All entries must be repeated exactly; do not include the pictures.
+++ Input for this task
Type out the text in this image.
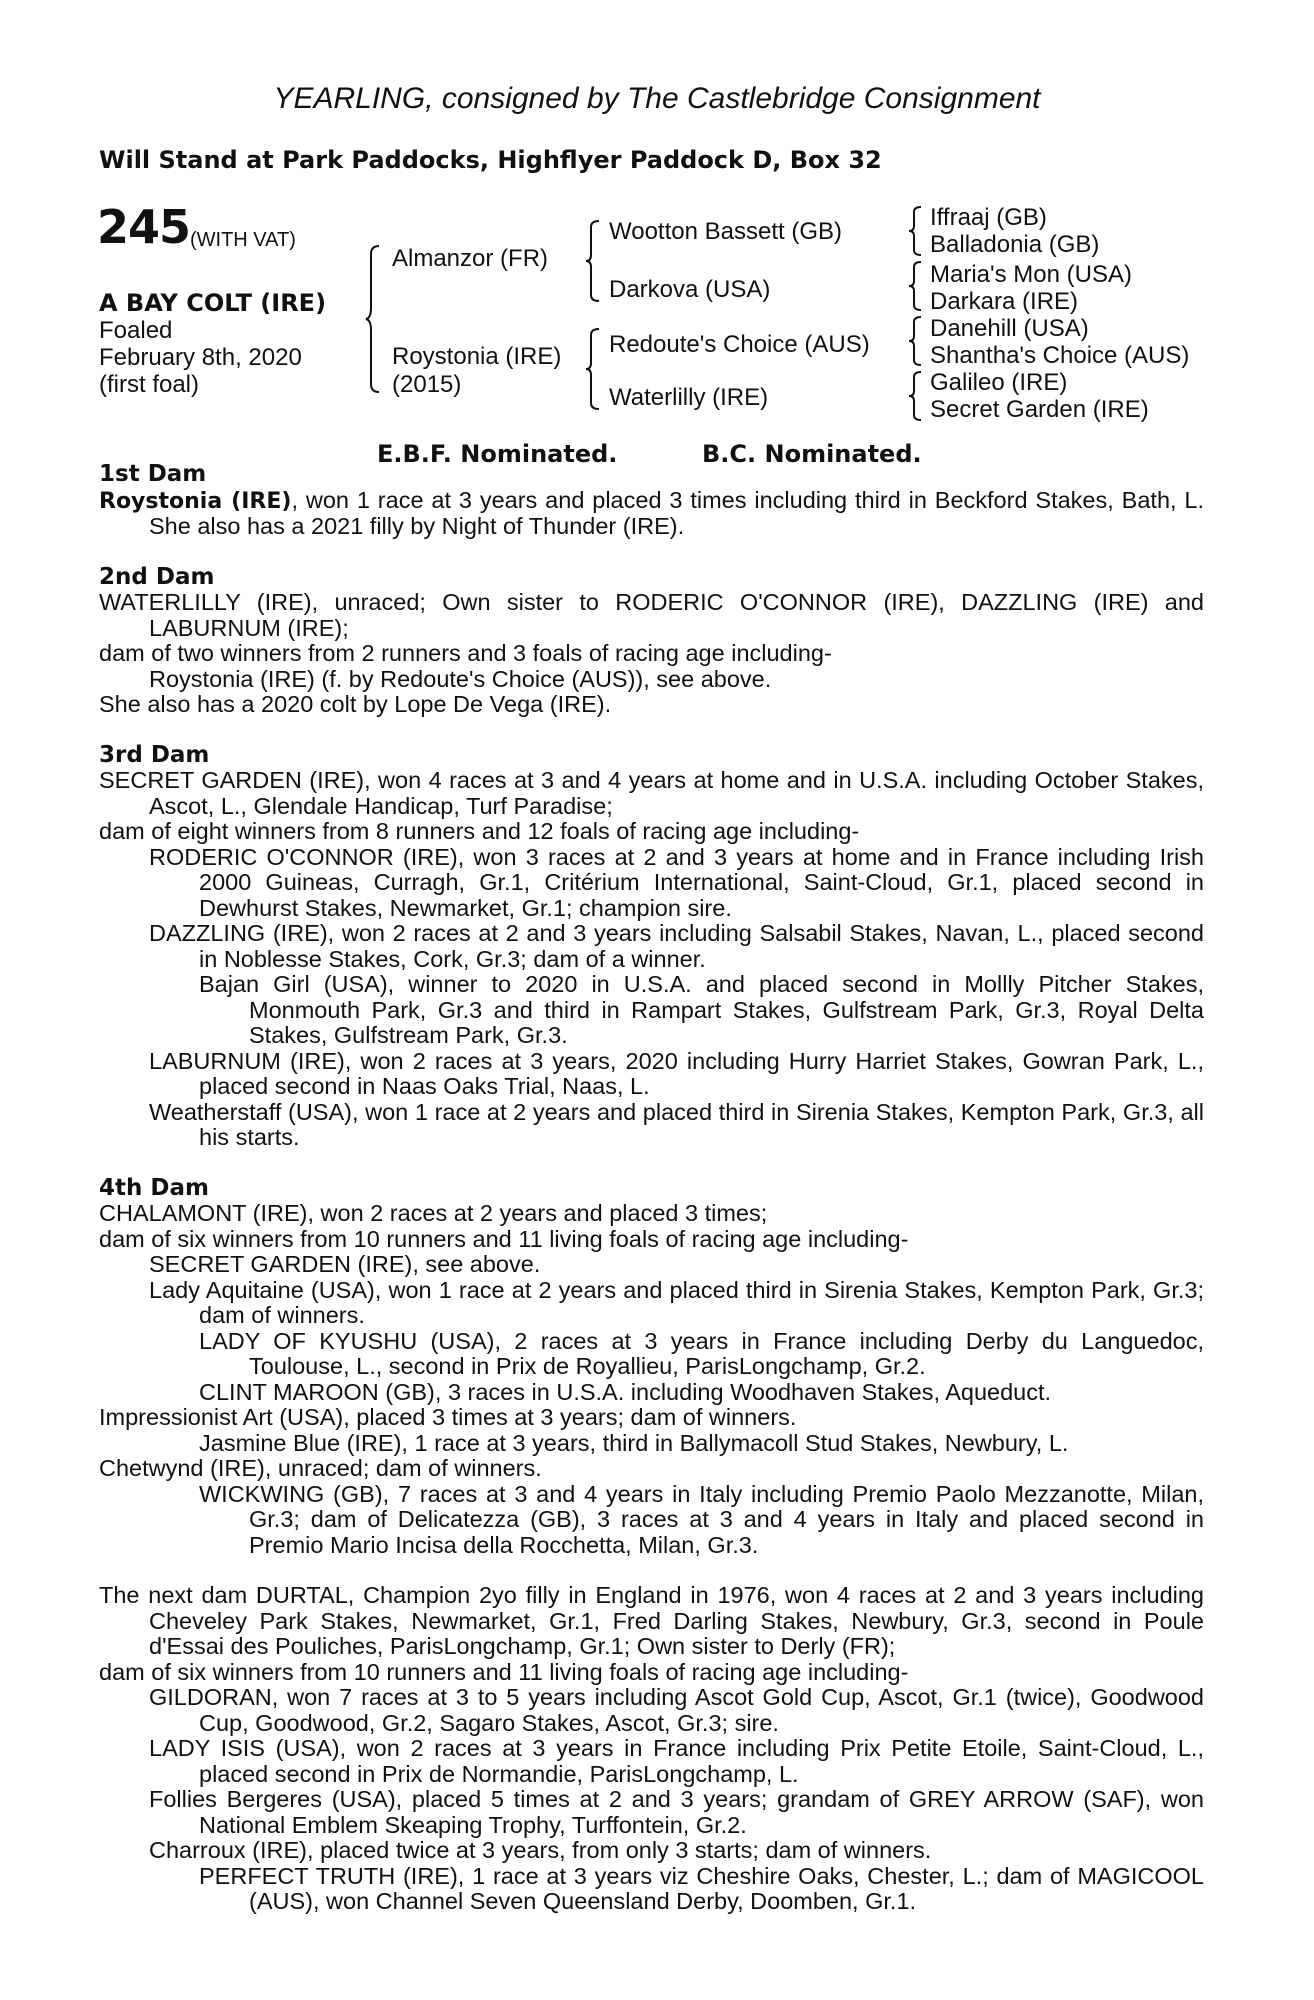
YEARLING, consigned by The Castlebridge Consignment
Will Stand at Park Paddocks, Highflyer Paddock D, Box 32
245 (WITH VAT)
A BAY COLT (IRE)
Foaled
February 8th, 2020
(first foal)
Almanzor (FR)
Roystonia (IRE)
(2015)
Wootton Bassett (GB)
Darkova (USA)
Redoute's Choice (AUS)
Waterlilly (IRE)
Iffraaj (GB)
Balladonia (GB)
Maria's Mon (USA)
Darkara (IRE)
Danehill (USA)
Shantha's Choice (AUS)
Galileo (IRE)
Secret Garden (IRE)
E.B.F. Nominated.	B.C. Nominated.

1st Dam

Roystonia (IRE), won 1 race at 3 years and placed 3 times including third in Beckford Stakes, Bath, L. She also has a 2021 filly by Night of Thunder (IRE).

2nd Dam

WATERLILLY (IRE), unraced; Own sister to RODERIC O'CONNOR (IRE), DAZZLING (IRE) and LABURNUM (IRE);

dam of two winners from 2 runners and 3 foals of racing age including-

Roystonia (IRE) (f. by Redoute's Choice (AUS)), see above.

She also has a 2020 colt by Lope De Vega (IRE).

3rd Dam

SECRET GARDEN (IRE), won 4 races at 3 and 4 years at home and in U.S.A. including October Stakes, Ascot, L., Glendale Handicap, Turf Paradise;

dam of eight winners from 8 runners and 12 foals of racing age including-

RODERIC O'CONNOR (IRE), won 3 races at 2 and 3 years at home and in France including Irish 2000 Guineas, Curragh, Gr.1, Critérium International, Saint-Cloud, Gr.1, placed second in Dewhurst Stakes, Newmarket, Gr.1; champion sire.

DAZZLING (IRE), won 2 races at 2 and 3 years including Salsabil Stakes, Navan, L., placed second in Noblesse Stakes, Cork, Gr.3; dam of a winner.

Bajan Girl (USA), winner to 2020 in U.S.A. and placed second in Mollly Pitcher Stakes, Monmouth Park, Gr.3 and third in Rampart Stakes, Gulfstream Park, Gr.3, Royal Delta Stakes, Gulfstream Park, Gr.3.

LABURNUM (IRE), won 2 races at 3 years, 2020 including Hurry Harriet Stakes, Gowran Park, L., placed second in Naas Oaks Trial, Naas, L.

Weatherstaff (USA), won 1 race at 2 years and placed third in Sirenia Stakes, Kempton Park, Gr.3, all his starts.

4th Dam

CHALAMONT (IRE), won 2 races at 2 years and placed 3 times;

dam of six winners from 10 runners and 11 living foals of racing age including-

SECRET GARDEN (IRE), see above.

Lady Aquitaine (USA), won 1 race at 2 years and placed third in Sirenia Stakes, Kempton Park, Gr.3; dam of winners.

LADY OF KYUSHU (USA), 2 races at 3 years in France including Derby du Languedoc, Toulouse, L., second in Prix de Royallieu, ParisLongchamp, Gr.2.

CLINT MAROON (GB), 3 races in U.S.A. including Woodhaven Stakes, Aqueduct.

Impressionist Art (USA), placed 3 times at 3 years; dam of winners.

Jasmine Blue (IRE), 1 race at 3 years, third in Ballymacoll Stud Stakes, Newbury, L.

Chetwynd (IRE), unraced; dam of winners.

WICKWING (GB), 7 races at 3 and 4 years in Italy including Premio Paolo Mezzanotte, Milan, Gr.3; dam of Delicatezza (GB), 3 races at 3 and 4 years in Italy and placed second in Premio Mario Incisa della Rocchetta, Milan, Gr.3.

The next dam DURTAL, Champion 2yo filly in England in 1976, won 4 races at 2 and 3 years including Cheveley Park Stakes, Newmarket, Gr.1, Fred Darling Stakes, Newbury, Gr.3, second in Poule d'Essai des Pouliches, ParisLongchamp, Gr.1; Own sister to Derly (FR);

dam of six winners from 10 runners and 11 living foals of racing age including-

GILDORAN, won 7 races at 3 to 5 years including Ascot Gold Cup, Ascot, Gr.1 (twice), Goodwood Cup, Goodwood, Gr.2, Sagaro Stakes, Ascot, Gr.3; sire.

LADY ISIS (USA), won 2 races at 3 years in France including Prix Petite Etoile, Saint-Cloud, L., placed second in Prix de Normandie, ParisLongchamp, L.

Follies Bergeres (USA), placed 5 times at 2 and 3 years; grandam of GREY ARROW (SAF), won National Emblem Skeaping Trophy, Turffontein, Gr.2.

Charroux (IRE), placed twice at 3 years, from only 3 starts; dam of winners.

PERFECT TRUTH (IRE), 1 race at 3 years viz Cheshire Oaks, Chester, L.; dam of MAGICOOL (AUS), won Channel Seven Queensland Derby, Doomben, Gr.1.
++++++
--- Problem solution ---
Type out the text in this image.
YEARLING, consigned by The Castlebridge Consignment
Will Stand at Park Paddocks, Highflyer Paddock D, Box 32
245 (WITH VAT)
A BAY COLT (IRE)
Foaled
February 8th, 2020
(first foal)
Almanzor (FR)
Roystonia (IRE)
(2015)
Wootton Bassett (GB)
Darkova (USA)
Redoute's Choice (AUS)
Waterlilly (IRE)
Iffraaj (GB)
Balladonia (GB)
Maria's Mon (USA)
Darkara (IRE)
Danehill (USA)
Shantha's Choice (AUS)
Galileo (IRE)
Secret Garden (IRE)
E.B.F. Nominated.	B.C. Nominated.

1st Dam

Roystonia (IRE), won 1 race at 3 years and placed 3 times including third in Beckford Stakes, Bath, L. She also has a 2021 filly by Night of Thunder (IRE).

2nd Dam

WATERLILLY (IRE), unraced; Own sister to RODERIC O'CONNOR (IRE), DAZZLING (IRE) and LABURNUM (IRE);

dam of two winners from 2 runners and 3 foals of racing age including-

Roystonia (IRE) (f. by Redoute's Choice (AUS)), see above.

She also has a 2020 colt by Lope De Vega (IRE).

3rd Dam

SECRET GARDEN (IRE), won 4 races at 3 and 4 years at home and in U.S.A. including October Stakes, Ascot, L., Glendale Handicap, Turf Paradise;

dam of eight winners from 8 runners and 12 foals of racing age including-

RODERIC O'CONNOR (IRE), won 3 races at 2 and 3 years at home and in France including Irish 2000 Guineas, Curragh, Gr.1, Critérium International, Saint-Cloud, Gr.1, placed second in Dewhurst Stakes, Newmarket, Gr.1; champion sire.

DAZZLING (IRE), won 2 races at 2 and 3 years including Salsabil Stakes, Navan, L., placed second in Noblesse Stakes, Cork, Gr.3; dam of a winner.

Bajan Girl (USA), winner to 2020 in U.S.A. and placed second in Mollly Pitcher Stakes, Monmouth Park, Gr.3 and third in Rampart Stakes, Gulfstream Park, Gr.3, Royal Delta Stakes, Gulfstream Park, Gr.3.

LABURNUM (IRE), won 2 races at 3 years, 2020 including Hurry Harriet Stakes, Gowran Park, L., placed second in Naas Oaks Trial, Naas, L.

Weatherstaff (USA), won 1 race at 2 years and placed third in Sirenia Stakes, Kempton Park, Gr.3, all his starts.

4th Dam

CHALAMONT (IRE), won 2 races at 2 years and placed 3 times;

dam of six winners from 10 runners and 11 living foals of racing age including-

SECRET GARDEN (IRE), see above.

Lady Aquitaine (USA), won 1 race at 2 years and placed third in Sirenia Stakes, Kempton Park, Gr.3; dam of winners.

LADY OF KYUSHU (USA), 2 races at 3 years in France including Derby du Languedoc, Toulouse, L., second in Prix de Royallieu, ParisLongchamp, Gr.2.

CLINT MAROON (GB), 3 races in U.S.A. including Woodhaven Stakes, Aqueduct.

Impressionist Art (USA), placed 3 times at 3 years; dam of winners.

Jasmine Blue (IRE), 1 race at 3 years, third in Ballymacoll Stud Stakes, Newbury, L.

Chetwynd (IRE), unraced; dam of winners.

WICKWING (GB), 7 races at 3 and 4 years in Italy including Premio Paolo Mezzanotte, Milan, Gr.3; dam of Delicatezza (GB), 3 races at 3 and 4 years in Italy and placed second in Premio Mario Incisa della Rocchetta, Milan, Gr.3.

The next dam DURTAL, Champion 2yo filly in England in 1976, won 4 races at 2 and 3 years including Cheveley Park Stakes, Newmarket, Gr.1, Fred Darling Stakes, Newbury, Gr.3, second in Poule d'Essai des Pouliches, ParisLongchamp, Gr.1; Own sister to Derly (FR);

dam of six winners from 10 runners and 11 living foals of racing age including-

GILDORAN, won 7 races at 3 to 5 years including Ascot Gold Cup, Ascot, Gr.1 (twice), Goodwood Cup, Goodwood, Gr.2, Sagaro Stakes, Ascot, Gr.3; sire.

LADY ISIS (USA), won 2 races at 3 years in France including Prix Petite Etoile, Saint-Cloud, L., placed second in Prix de Normandie, ParisLongchamp, L.

Follies Bergeres (USA), placed 5 times at 2 and 3 years; grandam of GREY ARROW (SAF), won National Emblem Skeaping Trophy, Turffontein, Gr.2.

Charroux (IRE), placed twice at 3 years, from only 3 starts; dam of winners.

PERFECT TRUTH (IRE), 1 race at 3 years viz Cheshire Oaks, Chester, L.; dam of MAGICOOL (AUS), won Channel Seven Queensland Derby, Doomben, Gr.1.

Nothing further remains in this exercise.